• Excerpt:
▶

Skip to main content
Version: 3.4

RouterHandler <Context>

Simple router that works based on request labels. This instance can then serve as a requestHandler of your crawler.

import { Router, CheerioCrawler, CheerioCrawlingContext } from 'crawlee';

const router = Router.create<CheerioCrawlingContext>();

// we can also use factory methods for specific crawling contexts, the above equals to:
// import { createCheerioRouter } from 'crawlee';
// const router = createCheerioRouter();

router.addHandler('label-a', async (ctx) => {
ctx.log.info('...');
});
router.addDefaultHandler(async (ctx) => {
ctx.log.info('...');
});

const crawler = new CheerioCrawler({
requestHandler: router,
});
await crawler.run();

Alternatively we can use the default router instance from crawler object:

import { CheerioCrawler } from 'crawlee';

const crawler = new CheerioCrawler();

crawler.router.addHandler('label-a', async (ctx) => {
ctx.log.info('...');
});
crawler.router.addDefaultHandler(async (ctx) => {
ctx.log.info('...');
});

await crawler.run();

For convenience, we can also define the routes right when creating the router:

import { CheerioCrawler, createCheerioRouter } from 'crawlee';
const crawler = new CheerioCrawler({
requestHandler: createCheerioRouter({
'label-a': async (ctx) => { ... },
'label-b': async (ctx) => { ... },
})},
});
await crawler.run();

Middlewares are also supported via the router.use method. There can be multiple middlewares for a single router, they will be executed sequentially in the same order as they were registered.

◀

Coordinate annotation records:
▶

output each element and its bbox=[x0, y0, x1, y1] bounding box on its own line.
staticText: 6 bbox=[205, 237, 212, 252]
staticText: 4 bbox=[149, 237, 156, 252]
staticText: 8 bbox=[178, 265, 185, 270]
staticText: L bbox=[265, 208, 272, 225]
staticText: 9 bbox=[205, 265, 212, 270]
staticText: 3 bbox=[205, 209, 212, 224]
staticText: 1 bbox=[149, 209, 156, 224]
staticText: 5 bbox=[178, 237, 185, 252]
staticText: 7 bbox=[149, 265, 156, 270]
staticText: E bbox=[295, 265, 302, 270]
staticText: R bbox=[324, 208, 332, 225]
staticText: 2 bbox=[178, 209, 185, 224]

◀

• Work to do:
1. Answer each question using the RouterHandler documentation.
(a) What does the router base its routing on?
(b) Which factory function do the code comments give as an equivalent to `Router.create<CheerioCrawlingContext>()`?
(c) In what order are multiple middlewares on a single router executed?
2. Continue the RouterHandler documentation from the point where the text stops.

• Answers to the tasks:
1.
(a) Request labels.
(b) `createCheerioRouter()`, imported from `'crawlee'`.
(c) Sequentially, in the same order in which they were registered.

2.
crawler.router.use(async (ctx) => {
ctx.log.info('...');
});

Hierarchy

  • Router<Context>
    • RouterHandler

Callable

  • RouterHandler(ctx: Context): Awaitable<void>

  • Parameters

    • ctx: Context

    Returns Awaitable<void>

Index

Methods

addDefaultHandler

  • addDefaultHandler<UserData>(handler: (ctx: Omit<Context, request> & { request: Request<UserData> }) => Awaitable<void>): void
  • Registers default route handler.


    Type parameters

    • UserData: Dictionary = GetUserDataFromRequest<Context[request]>

    Parameters

    • handler: (ctx: Omit<Context, request> & { request: Request<UserData> }) => Awaitable<void>

      Returns void

    addHandler

    • addHandler<UserData>(label: string | symbol, handler: (ctx: Omit<Context, request> & { request: Request<UserData> }) => Awaitable<void>): void
    • Registers new route handler for given label.


      Type parameters

      • UserData: Dictionary = GetUserDataFromRequest<Context[request]>

      Parameters

      • label: string | symbol
      • handler: (ctx: Omit<Context, request> & { request: Request<UserData> }) => Awaitable<void>

        Returns void

      getHandler

      • getHandler(label?: string | symbol): (ctx: Context) => Awaitable<void>
      • Returns route handler for given label. If no label is provided, the default request handler will be returned.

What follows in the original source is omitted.